Aim:
Quote every entry word for word.
## Begin
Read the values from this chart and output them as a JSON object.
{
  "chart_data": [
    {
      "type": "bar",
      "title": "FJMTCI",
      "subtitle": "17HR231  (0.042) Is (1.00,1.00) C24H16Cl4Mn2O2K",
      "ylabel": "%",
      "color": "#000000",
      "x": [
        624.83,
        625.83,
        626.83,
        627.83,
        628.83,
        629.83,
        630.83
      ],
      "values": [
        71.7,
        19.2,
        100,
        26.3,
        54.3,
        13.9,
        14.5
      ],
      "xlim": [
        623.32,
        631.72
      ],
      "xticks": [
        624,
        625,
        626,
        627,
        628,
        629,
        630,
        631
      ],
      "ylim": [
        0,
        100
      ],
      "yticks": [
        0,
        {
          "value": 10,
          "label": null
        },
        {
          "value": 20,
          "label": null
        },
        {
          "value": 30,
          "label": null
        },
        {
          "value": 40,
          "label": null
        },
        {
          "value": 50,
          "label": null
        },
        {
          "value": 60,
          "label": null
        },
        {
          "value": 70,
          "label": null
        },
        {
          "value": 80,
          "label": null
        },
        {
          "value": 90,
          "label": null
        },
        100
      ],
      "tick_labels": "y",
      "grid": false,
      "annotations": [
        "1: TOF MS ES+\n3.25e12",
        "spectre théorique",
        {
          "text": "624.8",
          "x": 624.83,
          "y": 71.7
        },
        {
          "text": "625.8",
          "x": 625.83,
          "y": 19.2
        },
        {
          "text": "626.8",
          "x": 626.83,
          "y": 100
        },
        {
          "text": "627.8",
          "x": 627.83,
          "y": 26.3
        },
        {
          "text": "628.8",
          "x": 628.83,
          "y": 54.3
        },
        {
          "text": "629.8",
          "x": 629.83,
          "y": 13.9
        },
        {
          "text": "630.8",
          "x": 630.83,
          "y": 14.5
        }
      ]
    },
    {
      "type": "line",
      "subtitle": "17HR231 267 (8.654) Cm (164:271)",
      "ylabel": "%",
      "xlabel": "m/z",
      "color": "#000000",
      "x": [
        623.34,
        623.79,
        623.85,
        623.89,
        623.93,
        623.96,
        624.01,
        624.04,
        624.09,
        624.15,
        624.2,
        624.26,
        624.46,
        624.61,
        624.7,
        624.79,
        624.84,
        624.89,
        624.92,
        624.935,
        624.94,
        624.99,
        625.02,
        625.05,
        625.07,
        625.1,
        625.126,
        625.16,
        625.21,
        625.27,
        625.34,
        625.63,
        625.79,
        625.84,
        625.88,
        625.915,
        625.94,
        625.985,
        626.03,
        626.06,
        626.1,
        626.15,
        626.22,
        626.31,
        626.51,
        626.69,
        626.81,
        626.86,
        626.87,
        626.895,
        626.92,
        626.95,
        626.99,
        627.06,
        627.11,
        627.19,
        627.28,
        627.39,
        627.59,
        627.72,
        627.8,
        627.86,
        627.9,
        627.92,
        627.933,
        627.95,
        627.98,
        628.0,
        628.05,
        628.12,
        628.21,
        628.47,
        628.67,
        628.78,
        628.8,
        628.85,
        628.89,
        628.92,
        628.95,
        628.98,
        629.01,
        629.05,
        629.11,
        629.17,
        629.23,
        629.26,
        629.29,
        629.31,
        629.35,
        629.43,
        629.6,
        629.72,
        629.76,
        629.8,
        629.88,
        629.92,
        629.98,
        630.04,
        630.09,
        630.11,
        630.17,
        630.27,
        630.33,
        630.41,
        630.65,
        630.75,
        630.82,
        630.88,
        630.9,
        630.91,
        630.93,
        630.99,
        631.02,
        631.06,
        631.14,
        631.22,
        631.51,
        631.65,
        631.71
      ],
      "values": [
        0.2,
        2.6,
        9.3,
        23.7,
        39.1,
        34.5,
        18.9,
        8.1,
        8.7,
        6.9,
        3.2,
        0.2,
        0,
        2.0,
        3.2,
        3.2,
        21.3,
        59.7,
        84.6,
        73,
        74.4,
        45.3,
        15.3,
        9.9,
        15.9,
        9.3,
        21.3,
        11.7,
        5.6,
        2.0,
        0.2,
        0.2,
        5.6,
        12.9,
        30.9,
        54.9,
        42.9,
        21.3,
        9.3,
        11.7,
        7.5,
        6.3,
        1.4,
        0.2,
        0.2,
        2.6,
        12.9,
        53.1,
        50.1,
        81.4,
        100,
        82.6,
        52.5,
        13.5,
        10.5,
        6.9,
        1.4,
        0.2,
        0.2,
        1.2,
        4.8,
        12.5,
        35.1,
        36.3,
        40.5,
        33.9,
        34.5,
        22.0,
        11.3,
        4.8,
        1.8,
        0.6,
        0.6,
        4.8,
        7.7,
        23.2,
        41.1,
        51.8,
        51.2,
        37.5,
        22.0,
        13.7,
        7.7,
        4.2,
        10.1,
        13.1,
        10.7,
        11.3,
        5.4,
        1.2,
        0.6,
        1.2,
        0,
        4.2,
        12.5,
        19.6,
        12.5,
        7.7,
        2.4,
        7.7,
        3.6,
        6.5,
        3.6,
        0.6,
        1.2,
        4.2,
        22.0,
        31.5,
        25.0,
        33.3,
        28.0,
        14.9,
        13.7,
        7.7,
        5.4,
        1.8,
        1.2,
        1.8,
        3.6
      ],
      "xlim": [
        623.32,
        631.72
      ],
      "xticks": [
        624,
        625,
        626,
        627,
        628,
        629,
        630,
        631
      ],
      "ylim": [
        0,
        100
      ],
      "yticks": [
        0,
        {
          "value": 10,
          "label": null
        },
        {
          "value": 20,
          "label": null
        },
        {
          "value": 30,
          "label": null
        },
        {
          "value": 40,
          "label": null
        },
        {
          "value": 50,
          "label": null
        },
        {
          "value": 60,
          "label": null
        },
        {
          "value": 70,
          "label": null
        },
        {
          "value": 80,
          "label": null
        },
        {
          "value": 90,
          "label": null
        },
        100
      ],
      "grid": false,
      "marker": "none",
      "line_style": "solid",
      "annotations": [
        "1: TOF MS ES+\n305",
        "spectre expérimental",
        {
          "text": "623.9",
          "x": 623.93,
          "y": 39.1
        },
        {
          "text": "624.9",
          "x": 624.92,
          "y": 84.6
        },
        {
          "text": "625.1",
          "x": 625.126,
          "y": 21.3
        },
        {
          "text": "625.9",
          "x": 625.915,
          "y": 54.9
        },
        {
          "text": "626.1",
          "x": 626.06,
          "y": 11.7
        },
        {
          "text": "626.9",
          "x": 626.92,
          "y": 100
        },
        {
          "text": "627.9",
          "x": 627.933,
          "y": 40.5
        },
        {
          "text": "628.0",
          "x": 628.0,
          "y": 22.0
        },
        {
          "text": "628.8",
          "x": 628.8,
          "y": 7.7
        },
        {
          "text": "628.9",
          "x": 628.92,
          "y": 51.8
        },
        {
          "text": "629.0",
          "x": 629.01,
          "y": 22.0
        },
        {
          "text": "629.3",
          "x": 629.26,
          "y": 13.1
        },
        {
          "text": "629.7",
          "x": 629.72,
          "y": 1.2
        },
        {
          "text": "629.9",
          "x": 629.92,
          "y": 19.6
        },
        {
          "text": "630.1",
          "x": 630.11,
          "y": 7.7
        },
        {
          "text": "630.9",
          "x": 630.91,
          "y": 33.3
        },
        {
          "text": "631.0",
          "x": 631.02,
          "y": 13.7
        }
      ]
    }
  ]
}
## End
Output of the task:
Read the values from this chart and output them as a JSON object.
{
  "chart_data": [
    {
      "type": "bar",
      "title": "FJMTCI",
      "subtitle": "17HR231  (0.042) Is (1.00,1.00) C24H16Cl4Mn2O2K",
      "ylabel": "%",
      "color": "#000000",
      "x": [
        624.83,
        625.83,
        626.83,
        627.83,
        628.83,
        629.83,
        630.83
      ],
      "values": [
        71.7,
        19.2,
        100,
        26.3,
        54.3,
        13.9,
        14.5
      ],
      "xlim": [
        623.32,
        631.72
      ],
      "xticks": [
        624,
        625,
        626,
        627,
        628,
        629,
        630,
        631
      ],
      "ylim": [
        0,
        100
      ],
      "yticks": [
        0,
        {
          "value": 10,
          "label": null
        },
        {
          "value": 20,
          "label": null
        },
        {
          "value": 30,
          "label": null
        },
        {
          "value": 40,
          "label": null
        },
        {
          "value": 50,
          "label": null
        },
        {
          "value": 60,
          "label": null
        },
        {
          "value": 70,
          "label": null
        },
        {
          "value": 80,
          "label": null
        },
        {
          "value": 90,
          "label": null
        },
        100
      ],
      "tick_labels": "y",
      "grid": false,
      "annotations": [
        "1: TOF MS ES+\n3.25e12",
        "spectre théorique",
        {
          "text": "624.8",
          "x": 624.83,
          "y": 71.7
        },
        {
          "text": "625.8",
          "x": 625.83,
          "y": 19.2
        },
        {
          "text": "626.8",
          "x": 626.83,
          "y": 100
        },
        {
          "text": "627.8",
          "x": 627.83,
          "y": 26.3
        },
        {
          "text": "628.8",
          "x": 628.83,
          "y": 54.3
        },
        {
          "text": "629.8",
          "x": 629.83,
          "y": 13.9
        },
        {
          "text": "630.8",
          "x": 630.83,
          "y": 14.5
        }
      ]
    },
    {
      "type": "line",
      "subtitle": "17HR231 267 (8.654) Cm (164:271)",
      "ylabel": "%",
      "xlabel": "m/z",
      "color": "#000000",
      "x": [
        623.34,
        623.79,
        623.85,
        623.89,
        623.93,
        623.96,
        624.01,
        624.04,
        624.09,
        624.15,
        624.2,
        624.26,
        624.46,
        624.61,
        624.7,
        624.79,
        624.84,
        624.89,
        624.92,
        624.935,
        624.94,
        624.99,
        625.02,
        625.05,
        625.07,
        625.1,
        625.126,
        625.16,
        625.21,
        625.27,
        625.34,
        625.63,
        625.79,
        625.84,
        625.88,
        625.915,
        625.94,
        625.985,
        626.03,
        626.06,
        626.1,
        626.15,
        626.22,
        626.31,
        626.51,
        626.69,
        626.81,
        626.86,
        626.87,
        626.895,
        626.92,
        626.95,
        626.99,
        627.06,
        627.11,
        627.19,
        627.28,
        627.39,
        627.59,
        627.72,
        627.8,
        627.86,
        627.9,
        627.92,
        627.933,
        627.95,
        627.98,
        628.0,
        628.05,
        628.12,
        628.21,
        628.47,
        628.67,
        628.78,
        628.8,
        628.85,
        628.89,
        628.92,
        628.95,
        628.98,
        629.01,
        629.05,
        629.11,
        629.17,
        629.23,
        629.26,
        629.29,
        629.31,
        629.35,
        629.43,
        629.6,
        629.72,
        629.76,
        629.8,
        629.88,
        629.92,
        629.98,
        630.04,
        630.09,
        630.11,
        630.17,
        630.27,
        630.33,
        630.41,
        630.65,
        630.75,
        630.82,
        630.88,
        630.9,
        630.91,
        630.93,
        630.99,
        631.02,
        631.06,
        631.14,
        631.22,
        631.51,
        631.65,
        631.71
      ],
      "values": [
        0.2,
        2.6,
        9.3,
        23.7,
        39.1,
        34.5,
        18.9,
        8.1,
        8.7,
        6.9,
        3.2,
        0.2,
        0,
        2.0,
        3.2,
        3.2,
        21.3,
        59.7,
        84.6,
        73,
        74.4,
        45.3,
        15.3,
        9.9,
        15.9,
        9.3,
        21.3,
        11.7,
        5.6,
        2.0,
        0.2,
        0.2,
        5.6,
        12.9,
        30.9,
        54.9,
        42.9,
        21.3,
        9.3,
        11.7,
        7.5,
        6.3,
        1.4,
        0.2,
        0.2,
        2.6,
        12.9,
        53.1,
        50.1,
        81.4,
        100,
        82.6,
        52.5,
        13.5,
        10.5,
        6.9,
        1.4,
        0.2,
        0.2,
        1.2,
        4.8,
        12.5,
        35.1,
        36.3,
        40.5,
        33.9,
        34.5,
        22.0,
        11.3,
        4.8,
        1.8,
        0.6,
        0.6,
        4.8,
        7.7,
        23.2,
        41.1,
        51.8,
        51.2,
        37.5,
        22.0,
        13.7,
        7.7,
        4.2,
        10.1,
        13.1,
        10.7,
        11.3,
        5.4,
        1.2,
        0.6,
        1.2,
        0,
        4.2,
        12.5,
        19.6,
        12.5,
        7.7,
        2.4,
        7.7,
        3.6,
        6.5,
        3.6,
        0.6,
        1.2,
        4.2,
        22.0,
        31.5,
        25.0,
        33.3,
        28.0,
        14.9,
        13.7,
        7.7,
        5.4,
        1.8,
        1.2,
        1.8,
        3.6
      ],
      "xlim": [
        623.32,
        631.72
      ],
      "xticks": [
        624,
        625,
        626,
        627,
        628,
        629,
        630,
        631
      ],
      "ylim": [
        0,
        100
      ],
      "yticks": [
        0,
        {
          "value": 10,
          "label": null
        },
        {
          "value": 20,
          "label": null
        },
        {
          "value": 30,
          "label": null
        },
        {
          "value": 40,
          "label": null
        },
        {
          "value": 50,
          "label": null
        },
        {
          "value": 60,
          "label": null
        },
        {
          "value": 70,
          "label": null
        },
        {
          "value": 80,
          "label": null
        },
        {
          "value": 90,
          "label": null
        },
        100
      ],
      "grid": false,
      "marker": "none",
      "line_style": "solid",
      "annotations": [
        "1: TOF MS ES+\n305",
        "spectre expérimental",
        {
          "text": "623.9",
          "x": 623.93,
          "y": 39.1
        },
        {
          "text": "624.9",
          "x": 624.92,
          "y": 84.6
        },
        {
          "text": "625.1",
          "x": 625.126,
          "y": 21.3
        },
        {
          "text": "625.9",
          "x": 625.915,
          "y": 54.9
        },
        {
          "text": "626.1",
          "x": 626.06,
          "y": 11.7
        },
        {
          "text": "626.9",
          "x": 626.92,
          "y": 100
        },
        {
          "text": "627.9",
          "x": 627.933,
          "y": 40.5
        },
        {
          "text": "628.0",
          "x": 628.0,
          "y": 22.0
        },
        {
          "text": "628.8",
          "x": 628.8,
          "y": 7.7
        },
        {
          "text": "628.9",
          "x": 628.92,
          "y": 51.8
        },
        {
          "text": "629.0",
          "x": 629.01,
          "y": 22.0
        },
        {
          "text": "629.3",
          "x": 629.26,
          "y": 13.1
        },
        {
          "text": "629.7",
          "x": 629.72,
          "y": 1.2
        },
        {
          "text": "629.9",
          "x": 629.92,
          "y": 19.6
        },
        {
          "text": "630.1",
          "x": 630.11,
          "y": 7.7
        },
        {
          "text": "630.9",
          "x": 630.91,
          "y": 33.3
        },
        {
          "text": "631.0",
          "x": 631.02,
          "y": 13.7
        }
      ]
    }
  ]
}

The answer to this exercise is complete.